* [TASK INSTRUCTIONS]
Copy each line that contains the word "still".

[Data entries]
|---|
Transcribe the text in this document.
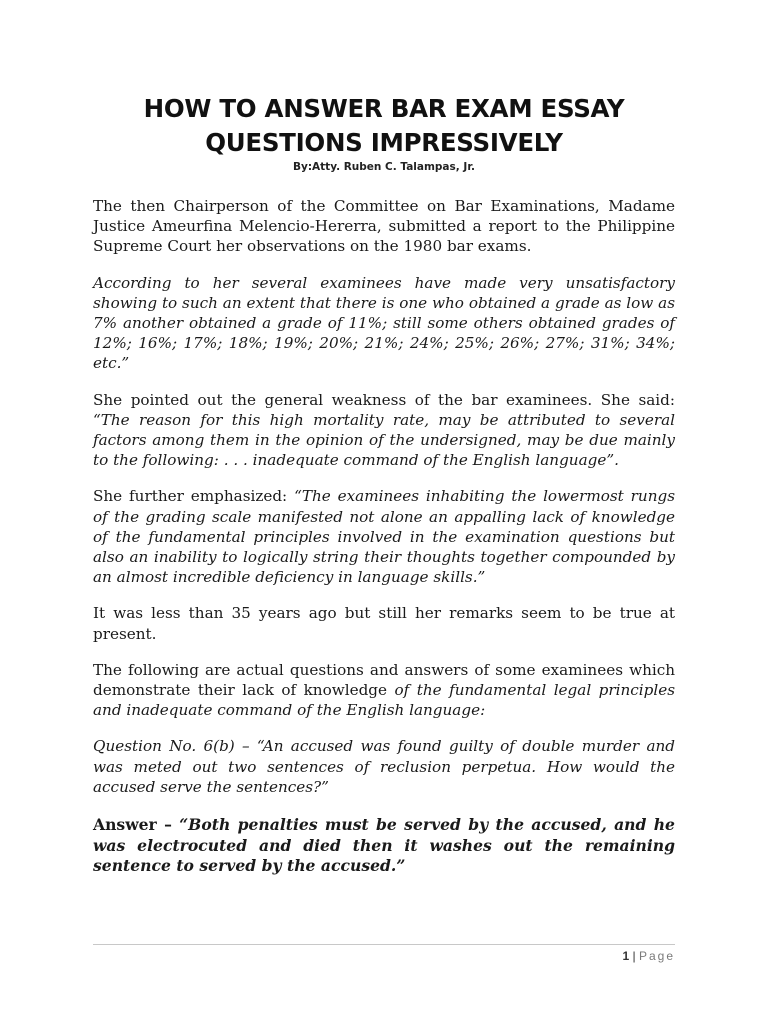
HOW TO ANSWER BAR EXAM ESSAY
QUESTIONS IMPRESSIVELY
By:Atty. Ruben C. Talampas, Jr.

The then Chairperson of the Committee on Bar Examinations, Madame Justice Ameurfina Melencio-Hererra, submitted a report to the Philippine Supreme Court her observations on the 1980 bar exams.

According to her several examinees have made very unsatisfactory showing to such an extent that there is one who obtained a grade as low as 7% another obtained a grade of 11%; still some others obtained grades of 12%; 16%; 17%; 18%; 19%; 20%; 21%; 24%; 25%; 26%; 27%; 31%; 34%; etc.”

She pointed out the general weakness of the bar examinees. She said: “The reason for this high mortality rate, may be attributed to several factors among them in the opinion of the undersigned, may be due mainly to the following: . . . inadequate command of the English language”.

She further emphasized: “The examinees inhabiting the lowermost rungs of the grading scale manifested not alone an appalling lack of knowledge of the fundamental principles involved in the examination questions but also an inability to logically string their thoughts together compounded by an almost incredible deficiency in language skills.”

It was less than 35 years ago but still her remarks seem to be true at present.

The following are actual questions and answers of some examinees which demonstrate their lack of knowledge of the fundamental legal principles and inadequate command of the English language:

Question No. 6(b) – “An accused was found guilty of double murder and was meted out two sentences of reclusion perpetua. How would the accused serve the sentences?”

Answer – “Both penalties must be served by the accused, and he was electrocuted and died then it washes out the remaining sentence to served by the accused.”

1 | Page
|---|
* [TASK SOLUTION]
According to her several examinees have made very unsatisfactory showing to such an extent that there is one who obtained a grade as low as 7% another obtained a grade of 11%; still some others obtained grades of 12%; 16%; 17%; 18%; 19%; 20%; 21%; 24%; 25%; 26%; 27%; 31%; 34%; etc.”
It was less than 35 years ago but still her remarks seem to be true at present.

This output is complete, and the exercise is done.